## TASK DATA
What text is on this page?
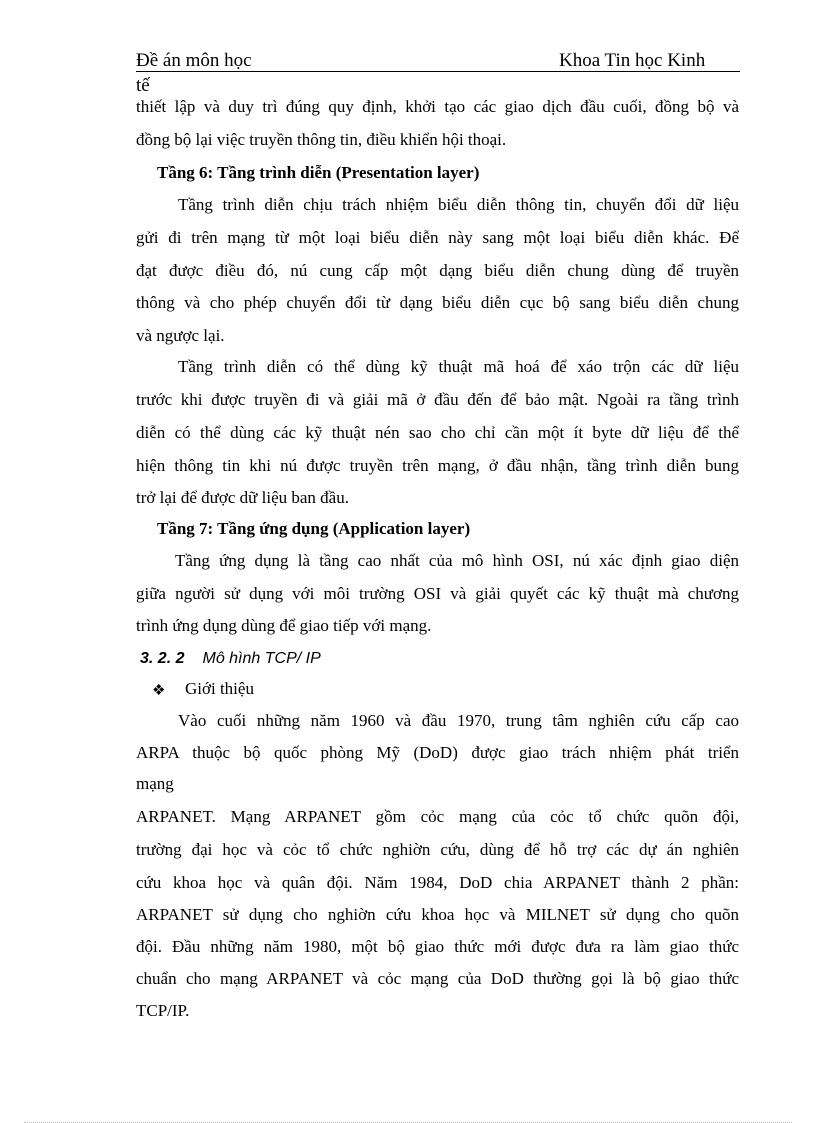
Đề án môn học	Khoa Tin học Kinh
tế
thiết lập và duy trì đúng quy định, khởi tạo các giao dịch đầu cuối, đồng bộ và
đồng bộ lại việc truyền thông tin, điều khiển hội thoại.
Tầng 6: Tầng trình diễn (Presentation layer)
Tầng trình diễn chịu trách nhiệm biểu diễn thông tin, chuyển đổi dữ liệu
gửi đi trên mạng từ một loại biểu diễn này sang một loại biểu diễn khác. Để
đạt được điều đó, nú cung cấp một dạng biểu diễn chung dùng để truyền
thông và cho phép chuyển đổi từ dạng biểu diễn cục bộ sang biểu diễn chung
và ngược lại.
Tầng trình diễn có thể dùng kỹ thuật mã hoá để xáo trộn các dữ liệu
trước khi được truyền đi và giải mã ở đầu đến để bảo mật. Ngoài ra tầng trình
diễn có thể dùng các kỹ thuật nén sao cho chỉ cần một ít byte dữ liệu để thể
hiện thông tin khi nú được truyền trên mạng, ở đầu nhận, tầng trình diễn bung
trở lại để được dữ liệu ban đầu.
Tầng 7: Tầng ứng dụng (Application layer)
Tầng ứng dụng là tầng cao nhất của mô hình OSI, nú xác định giao diện
giữa người sử dụng với môi trường OSI và giải quyết các kỹ thuật mà chương
trình ứng dụng dùng để giao tiếp với mạng.
3. 2. 2 Mô hình TCP/ IP
❖ Giới thiệu
Vào cuối những năm 1960 và đầu 1970, trung tâm nghiên cứu cấp cao
ARPA thuộc bộ quốc phòng Mỹ (DoD) được giao trách nhiệm phát triển
mạng
ARPANET. Mạng ARPANET gồm cỏc mạng của cỏc tổ chức quõn đội,
trường đại học và cỏc tổ chức nghiờn cứu, dùng để hỗ trợ các dự án nghiên
cứu khoa học và quân đội. Năm 1984, DoD chia ARPANET thành 2 phần:
ARPANET sử dụng cho nghiờn cứu khoa học và MILNET sử dụng cho quõn
đội. Đầu những năm 1980, một bộ giao thức mới được đưa ra làm giao thức
chuẩn cho mạng ARPANET và cỏc mạng của DoD thường gọi là bộ giao thức
TCP/IP.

## PROBLEM DETAILS
Return each line that includes "layer".

## EXERCISE OUTPUT
Tầng 6: Tầng trình diễn (Presentation layer)
Tầng 7: Tầng ứng dụng (Application layer)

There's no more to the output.